**GOAL**
Repeat every line of the data exactly, but not the pictures.

** Start **

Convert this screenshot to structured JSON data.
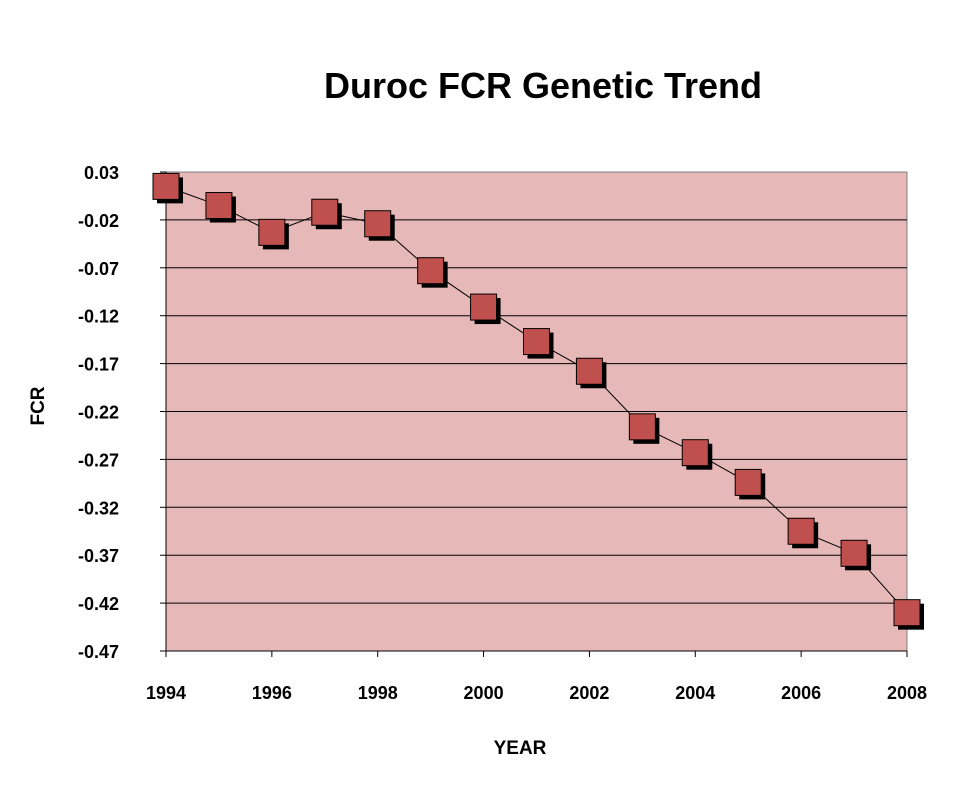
{
  "chart_data": {
    "type": "line",
    "title": "Duroc FCR Genetic Trend",
    "xlabel": "YEAR",
    "ylabel": "FCR",
    "x": [
      1994,
      1995,
      1996,
      1997,
      1998,
      1999,
      2000,
      2001,
      2002,
      2003,
      2004,
      2005,
      2006,
      2007,
      2008
    ],
    "series": [
      {
        "values": [
          0.015,
          -0.005,
          -0.033,
          -0.012,
          -0.024,
          -0.073,
          -0.111,
          -0.147,
          -0.178,
          -0.236,
          -0.263,
          -0.294,
          -0.345,
          -0.368,
          -0.43
        ]
      }
    ],
    "xlim": [
      1994,
      2008
    ],
    "ylim": [
      -0.47,
      0.03
    ],
    "x_ticks": [
      "1994",
      "1996",
      "1998",
      "2000",
      "2002",
      "2004",
      "2006",
      "2008"
    ],
    "y_ticks": [
      "0.03",
      "-0.02",
      "-0.07",
      "-0.12",
      "-0.17",
      "-0.22",
      "-0.27",
      "-0.32",
      "-0.37",
      "-0.42",
      "-0.47"
    ],
    "grid": true,
    "legend": "none",
    "colors": {
      "plot_background": "#e6b8b7",
      "marker_fill": "#c0504d",
      "marker_shadow": "#000000",
      "line": "#000000",
      "grid": "#000000"
    }
  }
}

** End **

**RESULT OF THIS EXERCISE**
Convert this screenshot to structured JSON data.
{
  "chart_data": {
    "type": "line",
    "title": "Duroc FCR Genetic Trend",
    "xlabel": "YEAR",
    "ylabel": "FCR",
    "x": [
      1994,
      1995,
      1996,
      1997,
      1998,
      1999,
      2000,
      2001,
      2002,
      2003,
      2004,
      2005,
      2006,
      2007,
      2008
    ],
    "series": [
      {
        "values": [
          0.015,
          -0.005,
          -0.033,
          -0.012,
          -0.024,
          -0.073,
          -0.111,
          -0.147,
          -0.178,
          -0.236,
          -0.263,
          -0.294,
          -0.345,
          -0.368,
          -0.43
        ]
      }
    ],
    "xlim": [
      1994,
      2008
    ],
    "ylim": [
      -0.47,
      0.03
    ],
    "x_ticks": [
      "1994",
      "1996",
      "1998",
      "2000",
      "2002",
      "2004",
      "2006",
      "2008"
    ],
    "y_ticks": [
      "0.03",
      "-0.02",
      "-0.07",
      "-0.12",
      "-0.17",
      "-0.22",
      "-0.27",
      "-0.32",
      "-0.37",
      "-0.42",
      "-0.47"
    ],
    "grid": true,
    "legend": "none",
    "colors": {
      "plot_background": "#e6b8b7",
      "marker_fill": "#c0504d",
      "marker_shadow": "#000000",
      "line": "#000000",
      "grid": "#000000"
    }
  }
}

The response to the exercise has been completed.